# EXTRACTED INFORMATION
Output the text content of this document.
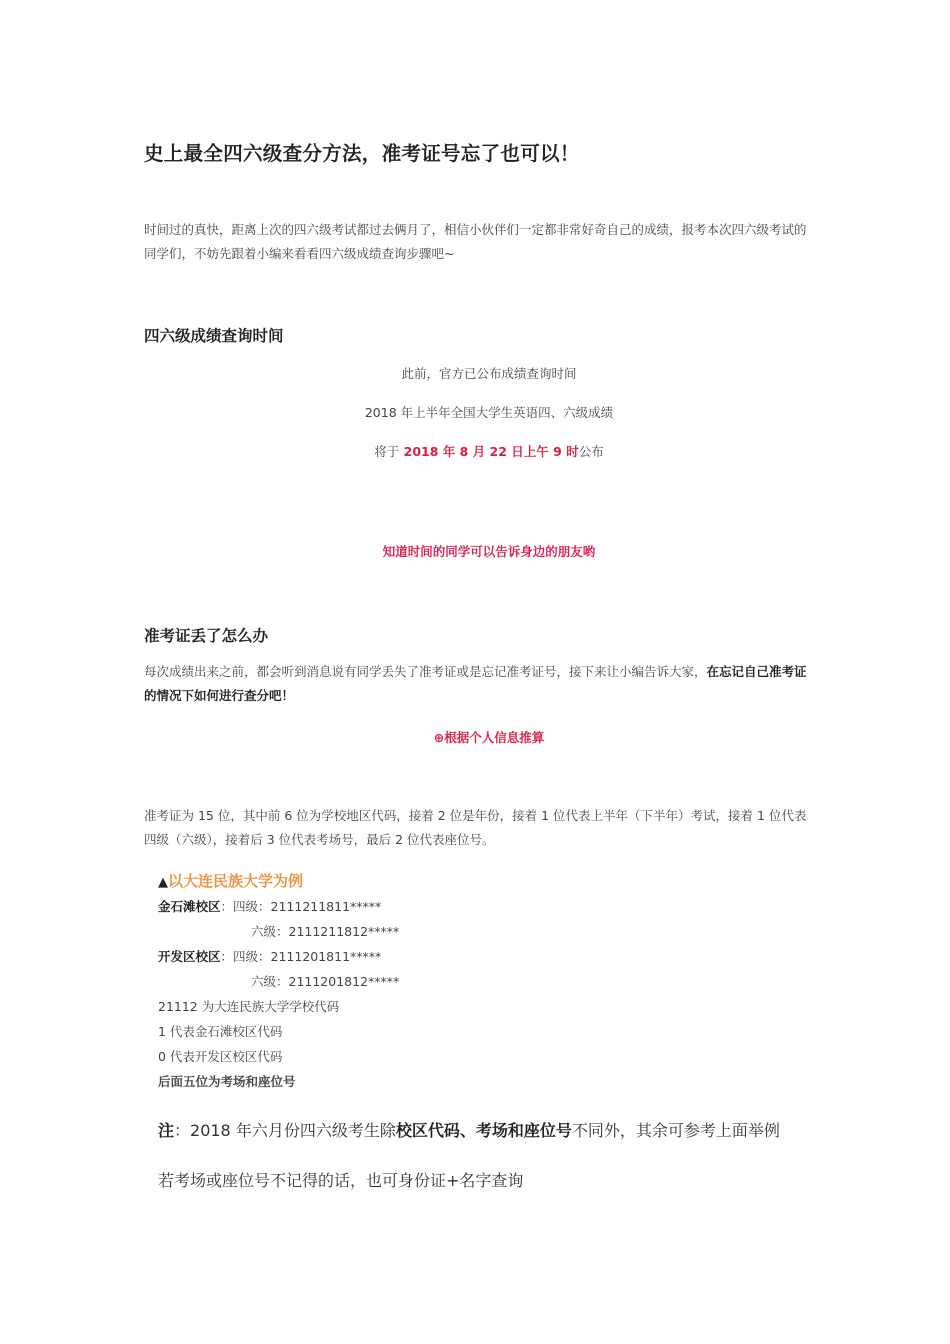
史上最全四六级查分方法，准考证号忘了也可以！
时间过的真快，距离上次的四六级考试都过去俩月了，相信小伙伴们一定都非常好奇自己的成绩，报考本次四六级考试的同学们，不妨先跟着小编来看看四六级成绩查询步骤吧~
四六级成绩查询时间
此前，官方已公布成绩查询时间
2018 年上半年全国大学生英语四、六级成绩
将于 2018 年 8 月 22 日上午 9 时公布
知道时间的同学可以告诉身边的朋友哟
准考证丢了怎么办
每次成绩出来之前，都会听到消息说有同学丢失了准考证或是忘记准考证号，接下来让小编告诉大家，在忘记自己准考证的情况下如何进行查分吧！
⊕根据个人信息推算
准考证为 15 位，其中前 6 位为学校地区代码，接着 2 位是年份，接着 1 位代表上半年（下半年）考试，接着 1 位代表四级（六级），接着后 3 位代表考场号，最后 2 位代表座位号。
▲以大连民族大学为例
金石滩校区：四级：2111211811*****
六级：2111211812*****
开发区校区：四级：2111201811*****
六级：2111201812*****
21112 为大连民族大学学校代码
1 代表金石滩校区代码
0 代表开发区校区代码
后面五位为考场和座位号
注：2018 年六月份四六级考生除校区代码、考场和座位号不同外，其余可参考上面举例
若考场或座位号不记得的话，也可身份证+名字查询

# JOB
Set down the records in full and exactly. Do not carry over any image.

# THE RESULT
Output the text content of this document.
史上最全四六级查分方法，准考证号忘了也可以！
时间过的真快，距离上次的四六级考试都过去俩月了，相信小伙伴们一定都非常好奇自己的成绩，报考本次四六级考试的同学们，不妨先跟着小编来看看四六级成绩查询步骤吧~
四六级成绩查询时间
此前，官方已公布成绩查询时间
2018 年上半年全国大学生英语四、六级成绩
将于 2018 年 8 月 22 日上午 9 时公布
知道时间的同学可以告诉身边的朋友哟
准考证丢了怎么办
每次成绩出来之前，都会听到消息说有同学丢失了准考证或是忘记准考证号，接下来让小编告诉大家，在忘记自己准考证的情况下如何进行查分吧！
⊕根据个人信息推算
准考证为 15 位，其中前 6 位为学校地区代码，接着 2 位是年份，接着 1 位代表上半年（下半年）考试，接着 1 位代表四级（六级），接着后 3 位代表考场号，最后 2 位代表座位号。
▲以大连民族大学为例
金石滩校区：四级：2111211811*****
六级：2111211812*****
开发区校区：四级：2111201811*****
六级：2111201812*****
21112 为大连民族大学学校代码
1 代表金石滩校区代码
0 代表开发区校区代码
后面五位为考场和座位号
注：2018 年六月份四六级考生除校区代码、考场和座位号不同外，其余可参考上面举例
若考场或座位号不记得的话，也可身份证+名字查询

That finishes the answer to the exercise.